*PROBLEM TO WORK ON*: Extract the complete passage below on TransLink's wayfinding strategy, reproducing it verbatim from start to finish.
*** PROVIDED PASSAGE
To support a seamless wayfinding system, TransLink also started developing a new wayfinding strategy in 2008. Prior to the Vancouver 2010 Winter Olympics, TransLink began installing wayfinding prototype products at select SkyTrain stations in Vancouver and Richmond, such as the new “T” sign. Since then, TransLink wayfinding strategy has expanded to include journey planning information walls providing content like “Metro Vancouver Transit,” “Buses From Here,” and “Walking From Here” maps to support the City’s updated wayfinding effort.

New TransLink “T” Signs

Jeff Deby, Wayfinding Planner at TransLink, talks about some of the new ideas in the new TransLink wayfinding strategy in his Pecha Kucha, available at this link.

New strategies include:

  •  Having a consistent language of signage among stations to create an identity
  • Being predictable: consistency in signage locations and contents create a sense of confidence in users to predict where to look for what information even in a new station
  • Disclosing information progressively: show the information only at the point where it is needed
  • Providing just the right amount of information on each piece of signage
  • Using easy to understand symbols and graphics: users do not have much time to solve a puzzle

An Impressive Example

Harry Beck’s precedent-setting map design for the London Underground, issued in 1933, is a good example of the implementation of the last two strategies. Before him, the various underground lines had been laid out geographically, often superimposed over the roadway of a city map. This meant that the centrally-located stations were shown very close together and the out of town stations spaced far apart.

London Underground Map of 1908, Image credit: Wikipedia

Beck believed that passengers riding the Underground were not concerned with geographical accuracy, and were more interested in exchanges and how to get from one station to another. He came up with a map where the spaghetti of routes were organized into a system of lines drawn at consistent angles with stations that were more or less equally-spaced.
******
*** DATA PROVIDED
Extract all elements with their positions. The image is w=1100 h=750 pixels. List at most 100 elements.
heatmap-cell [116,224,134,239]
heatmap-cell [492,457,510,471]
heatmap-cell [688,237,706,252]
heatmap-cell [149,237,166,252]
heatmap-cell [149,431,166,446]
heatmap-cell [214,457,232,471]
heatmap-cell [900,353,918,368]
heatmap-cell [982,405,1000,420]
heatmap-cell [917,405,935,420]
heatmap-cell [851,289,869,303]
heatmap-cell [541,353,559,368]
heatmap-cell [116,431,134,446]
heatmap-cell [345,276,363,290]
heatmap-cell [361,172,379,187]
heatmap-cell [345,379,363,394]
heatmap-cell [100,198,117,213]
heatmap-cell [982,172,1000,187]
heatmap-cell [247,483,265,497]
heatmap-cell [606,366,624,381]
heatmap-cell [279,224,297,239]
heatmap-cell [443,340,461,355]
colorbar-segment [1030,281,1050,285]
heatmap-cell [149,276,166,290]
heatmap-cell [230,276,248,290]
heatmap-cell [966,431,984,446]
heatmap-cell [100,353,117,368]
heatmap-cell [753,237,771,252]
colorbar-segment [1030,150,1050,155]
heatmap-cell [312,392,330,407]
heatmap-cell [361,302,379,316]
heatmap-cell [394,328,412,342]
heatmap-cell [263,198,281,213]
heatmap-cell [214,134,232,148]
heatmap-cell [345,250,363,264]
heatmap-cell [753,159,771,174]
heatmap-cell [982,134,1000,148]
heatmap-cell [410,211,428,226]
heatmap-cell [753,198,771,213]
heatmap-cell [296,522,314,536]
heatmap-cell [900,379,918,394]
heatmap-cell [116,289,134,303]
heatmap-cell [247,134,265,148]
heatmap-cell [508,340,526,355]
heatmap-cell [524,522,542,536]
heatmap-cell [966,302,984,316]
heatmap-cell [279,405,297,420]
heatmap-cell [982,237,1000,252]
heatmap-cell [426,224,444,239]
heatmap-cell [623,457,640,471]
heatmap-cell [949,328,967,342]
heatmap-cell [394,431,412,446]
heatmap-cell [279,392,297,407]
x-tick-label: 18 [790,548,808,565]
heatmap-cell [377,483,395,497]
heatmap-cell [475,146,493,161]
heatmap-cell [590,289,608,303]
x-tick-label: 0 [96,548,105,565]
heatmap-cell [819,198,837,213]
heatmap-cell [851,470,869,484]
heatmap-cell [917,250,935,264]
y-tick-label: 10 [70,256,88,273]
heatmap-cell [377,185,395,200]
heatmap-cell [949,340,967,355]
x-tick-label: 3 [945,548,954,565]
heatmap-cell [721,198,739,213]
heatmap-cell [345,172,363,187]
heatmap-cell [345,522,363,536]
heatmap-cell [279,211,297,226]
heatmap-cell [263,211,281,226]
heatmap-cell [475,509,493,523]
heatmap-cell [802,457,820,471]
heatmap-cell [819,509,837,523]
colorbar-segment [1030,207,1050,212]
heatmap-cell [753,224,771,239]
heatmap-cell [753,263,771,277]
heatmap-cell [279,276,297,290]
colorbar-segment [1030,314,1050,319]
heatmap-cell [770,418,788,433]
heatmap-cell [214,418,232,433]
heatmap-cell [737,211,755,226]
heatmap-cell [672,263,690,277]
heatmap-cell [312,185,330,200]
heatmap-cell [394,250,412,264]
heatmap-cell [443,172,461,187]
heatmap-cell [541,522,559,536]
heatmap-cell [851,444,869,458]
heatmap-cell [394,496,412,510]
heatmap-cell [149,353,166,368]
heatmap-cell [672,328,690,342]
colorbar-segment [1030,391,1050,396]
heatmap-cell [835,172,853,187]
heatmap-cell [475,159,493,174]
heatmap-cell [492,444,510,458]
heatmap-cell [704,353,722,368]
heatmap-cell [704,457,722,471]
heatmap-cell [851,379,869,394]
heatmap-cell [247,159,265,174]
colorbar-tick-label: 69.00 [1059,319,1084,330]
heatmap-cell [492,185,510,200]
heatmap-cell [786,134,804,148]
******
*RESPONSE AREA*:
To support a seamless wayfinding system, TransLink also started developing a new wayfinding strategy in 2008. Prior to the Vancouver 2010 Winter Olympics, TransLink began installing wayfinding prototype products at select SkyTrain stations in Vancouver and Richmond, such as the new “T” sign. Since then, TransLink wayfinding strategy has expanded to include journey planning information walls providing content like “Metro Vancouver Transit,” “Buses From Here,” and “Walking From Here” maps to support the City’s updated wayfinding effort.

New TransLink “T” Signs

Jeff Deby, Wayfinding Planner at TransLink, talks about some of the new ideas in the new TransLink wayfinding strategy in his Pecha Kucha, available at this link.

New strategies include:

  •  Having a consistent language of signage among stations to create an identity
  • Being predictable: consistency in signage locations and contents create a sense of confidence in users to predict where to look for what information even in a new station
  • Disclosing information progressively: show the information only at the point where it is needed
  • Providing just the right amount of information on each piece of signage
  • Using easy to understand symbols and graphics: users do not have much time to solve a puzzle

An Impressive Example

Harry Beck’s precedent-setting map design for the London Underground, issued in 1933, is a good example of the implementation of the last two strategies. Before him, the various underground lines had been laid out geographically, often superimposed over the roadway of a city map. This meant that the centrally-located stations were shown very close together and the out of town stations spaced far apart.

London Underground Map of 1908, Image credit: Wikipedia

Beck believed that passengers riding the Underground were not concerned with geographical accuracy, and were more interested in exchanges and how to get from one station to another. He came up with a map where the spaghetti of routes were organized into a system of lines drawn at consistent angles with stations that were more or less equally-spaced.